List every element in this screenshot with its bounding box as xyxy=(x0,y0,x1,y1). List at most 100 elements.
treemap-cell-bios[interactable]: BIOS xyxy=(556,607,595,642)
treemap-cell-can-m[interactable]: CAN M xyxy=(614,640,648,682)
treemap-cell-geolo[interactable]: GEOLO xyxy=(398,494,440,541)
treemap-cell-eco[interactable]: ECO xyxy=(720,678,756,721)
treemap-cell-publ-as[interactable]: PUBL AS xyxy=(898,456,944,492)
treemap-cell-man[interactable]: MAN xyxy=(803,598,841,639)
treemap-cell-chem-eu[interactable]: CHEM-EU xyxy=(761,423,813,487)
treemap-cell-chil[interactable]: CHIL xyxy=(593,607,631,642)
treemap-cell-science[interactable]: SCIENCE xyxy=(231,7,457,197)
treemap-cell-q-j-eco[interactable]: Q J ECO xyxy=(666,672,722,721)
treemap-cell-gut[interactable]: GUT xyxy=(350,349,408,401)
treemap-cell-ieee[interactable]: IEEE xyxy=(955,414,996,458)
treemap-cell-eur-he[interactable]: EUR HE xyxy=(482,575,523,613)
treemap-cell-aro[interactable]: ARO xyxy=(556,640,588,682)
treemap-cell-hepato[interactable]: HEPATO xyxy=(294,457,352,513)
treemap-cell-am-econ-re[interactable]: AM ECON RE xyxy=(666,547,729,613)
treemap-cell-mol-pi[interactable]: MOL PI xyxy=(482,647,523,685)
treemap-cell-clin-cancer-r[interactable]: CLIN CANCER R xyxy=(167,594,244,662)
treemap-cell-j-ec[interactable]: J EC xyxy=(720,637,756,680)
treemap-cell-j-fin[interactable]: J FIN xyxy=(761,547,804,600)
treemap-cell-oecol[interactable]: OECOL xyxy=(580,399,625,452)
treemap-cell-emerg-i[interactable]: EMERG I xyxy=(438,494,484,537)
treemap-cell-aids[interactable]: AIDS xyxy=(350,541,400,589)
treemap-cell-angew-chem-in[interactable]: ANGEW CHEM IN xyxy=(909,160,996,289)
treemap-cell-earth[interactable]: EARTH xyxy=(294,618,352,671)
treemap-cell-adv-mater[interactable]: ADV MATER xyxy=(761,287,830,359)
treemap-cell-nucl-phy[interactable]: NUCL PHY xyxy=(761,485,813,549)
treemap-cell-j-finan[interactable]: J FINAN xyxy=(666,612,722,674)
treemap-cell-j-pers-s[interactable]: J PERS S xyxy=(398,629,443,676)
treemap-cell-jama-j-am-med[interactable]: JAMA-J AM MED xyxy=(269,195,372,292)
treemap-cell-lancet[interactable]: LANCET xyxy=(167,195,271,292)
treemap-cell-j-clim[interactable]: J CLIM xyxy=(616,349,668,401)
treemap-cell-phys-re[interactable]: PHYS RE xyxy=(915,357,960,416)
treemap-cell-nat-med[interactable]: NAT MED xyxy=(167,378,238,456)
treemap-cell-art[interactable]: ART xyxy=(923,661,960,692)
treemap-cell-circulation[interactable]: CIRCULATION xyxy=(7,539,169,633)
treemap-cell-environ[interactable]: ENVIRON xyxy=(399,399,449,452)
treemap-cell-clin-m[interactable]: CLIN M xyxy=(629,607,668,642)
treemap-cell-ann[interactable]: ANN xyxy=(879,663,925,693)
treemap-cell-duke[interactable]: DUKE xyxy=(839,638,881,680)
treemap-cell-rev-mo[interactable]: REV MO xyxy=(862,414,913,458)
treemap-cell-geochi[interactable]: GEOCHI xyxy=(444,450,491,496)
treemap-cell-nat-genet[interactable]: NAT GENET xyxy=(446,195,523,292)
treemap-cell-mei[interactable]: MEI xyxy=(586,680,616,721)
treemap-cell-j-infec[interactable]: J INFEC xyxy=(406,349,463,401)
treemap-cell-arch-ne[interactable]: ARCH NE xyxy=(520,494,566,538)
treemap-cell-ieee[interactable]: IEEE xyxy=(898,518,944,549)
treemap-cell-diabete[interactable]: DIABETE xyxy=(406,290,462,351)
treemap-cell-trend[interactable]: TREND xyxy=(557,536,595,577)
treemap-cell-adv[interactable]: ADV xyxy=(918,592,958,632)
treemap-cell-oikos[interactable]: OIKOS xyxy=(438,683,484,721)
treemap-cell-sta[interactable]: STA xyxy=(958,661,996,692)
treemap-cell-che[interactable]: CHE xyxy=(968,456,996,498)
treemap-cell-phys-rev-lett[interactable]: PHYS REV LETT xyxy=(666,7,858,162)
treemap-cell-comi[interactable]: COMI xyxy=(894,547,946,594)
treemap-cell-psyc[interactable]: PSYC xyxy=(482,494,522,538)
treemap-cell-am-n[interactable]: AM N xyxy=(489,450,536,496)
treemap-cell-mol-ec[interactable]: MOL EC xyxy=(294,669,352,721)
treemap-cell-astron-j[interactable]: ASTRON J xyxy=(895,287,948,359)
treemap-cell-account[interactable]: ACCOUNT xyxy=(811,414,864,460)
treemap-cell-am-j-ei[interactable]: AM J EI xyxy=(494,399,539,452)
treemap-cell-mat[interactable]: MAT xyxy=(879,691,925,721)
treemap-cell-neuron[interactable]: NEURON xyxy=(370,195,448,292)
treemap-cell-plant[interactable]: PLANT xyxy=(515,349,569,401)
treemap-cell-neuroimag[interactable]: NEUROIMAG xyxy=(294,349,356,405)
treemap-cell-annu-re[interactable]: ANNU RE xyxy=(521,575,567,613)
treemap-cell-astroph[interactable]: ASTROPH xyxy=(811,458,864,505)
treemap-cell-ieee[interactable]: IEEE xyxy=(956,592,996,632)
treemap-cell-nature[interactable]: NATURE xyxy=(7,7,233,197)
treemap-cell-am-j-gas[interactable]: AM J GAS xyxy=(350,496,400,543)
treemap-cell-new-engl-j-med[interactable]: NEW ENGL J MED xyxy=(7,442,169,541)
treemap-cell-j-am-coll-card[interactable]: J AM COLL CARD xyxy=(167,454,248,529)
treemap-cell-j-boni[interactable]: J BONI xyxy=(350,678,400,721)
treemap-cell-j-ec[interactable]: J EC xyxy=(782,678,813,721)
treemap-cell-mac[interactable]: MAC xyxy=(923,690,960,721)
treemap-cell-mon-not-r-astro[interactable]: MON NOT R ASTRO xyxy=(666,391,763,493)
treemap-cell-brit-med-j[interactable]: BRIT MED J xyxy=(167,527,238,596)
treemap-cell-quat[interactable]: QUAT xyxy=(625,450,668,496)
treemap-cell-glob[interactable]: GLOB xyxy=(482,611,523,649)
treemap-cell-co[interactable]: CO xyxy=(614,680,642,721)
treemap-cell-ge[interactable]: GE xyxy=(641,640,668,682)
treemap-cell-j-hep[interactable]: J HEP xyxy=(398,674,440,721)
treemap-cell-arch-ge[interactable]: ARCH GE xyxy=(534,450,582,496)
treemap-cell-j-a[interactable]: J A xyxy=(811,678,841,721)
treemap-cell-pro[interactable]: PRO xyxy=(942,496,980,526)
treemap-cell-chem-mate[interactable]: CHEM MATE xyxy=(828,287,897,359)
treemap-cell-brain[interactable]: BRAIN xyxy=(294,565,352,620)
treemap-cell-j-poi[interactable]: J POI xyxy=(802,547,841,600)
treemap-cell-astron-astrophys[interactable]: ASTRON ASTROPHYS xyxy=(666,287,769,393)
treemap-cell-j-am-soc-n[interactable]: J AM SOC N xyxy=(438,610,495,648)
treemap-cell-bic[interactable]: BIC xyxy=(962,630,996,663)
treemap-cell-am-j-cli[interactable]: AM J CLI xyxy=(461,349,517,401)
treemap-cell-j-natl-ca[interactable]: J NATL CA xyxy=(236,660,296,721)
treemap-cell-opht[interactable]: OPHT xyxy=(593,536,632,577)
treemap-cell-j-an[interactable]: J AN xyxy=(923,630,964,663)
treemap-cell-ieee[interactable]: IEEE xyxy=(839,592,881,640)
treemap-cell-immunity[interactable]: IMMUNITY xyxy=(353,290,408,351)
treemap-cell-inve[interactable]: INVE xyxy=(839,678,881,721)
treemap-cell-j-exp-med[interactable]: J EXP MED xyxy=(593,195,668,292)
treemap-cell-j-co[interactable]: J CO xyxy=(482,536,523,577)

**THE EXERCISE:** Please put everything from the start of the material down to the line containing "treemap-cell-publ-as[interactable]: PUBL AS" into a JSON list of strings, one string per line, leaving out blank lines.

**PROBLEM SOLUTION:**
[
  "List every element in this screenshot with its bounding box as xyxy=(x0,y0,x1,y1). List at most 100 elements.",
  "treemap-cell-bios[interactable]: BIOS xyxy=(556,607,595,642)",
  "treemap-cell-can-m[interactable]: CAN M xyxy=(614,640,648,682)",
  "treemap-cell-geolo[interactable]: GEOLO xyxy=(398,494,440,541)",
  "treemap-cell-eco[interactable]: ECO xyxy=(720,678,756,721)",
  "treemap-cell-publ-as[interactable]: PUBL AS xyxy=(898,456,944,492)"
]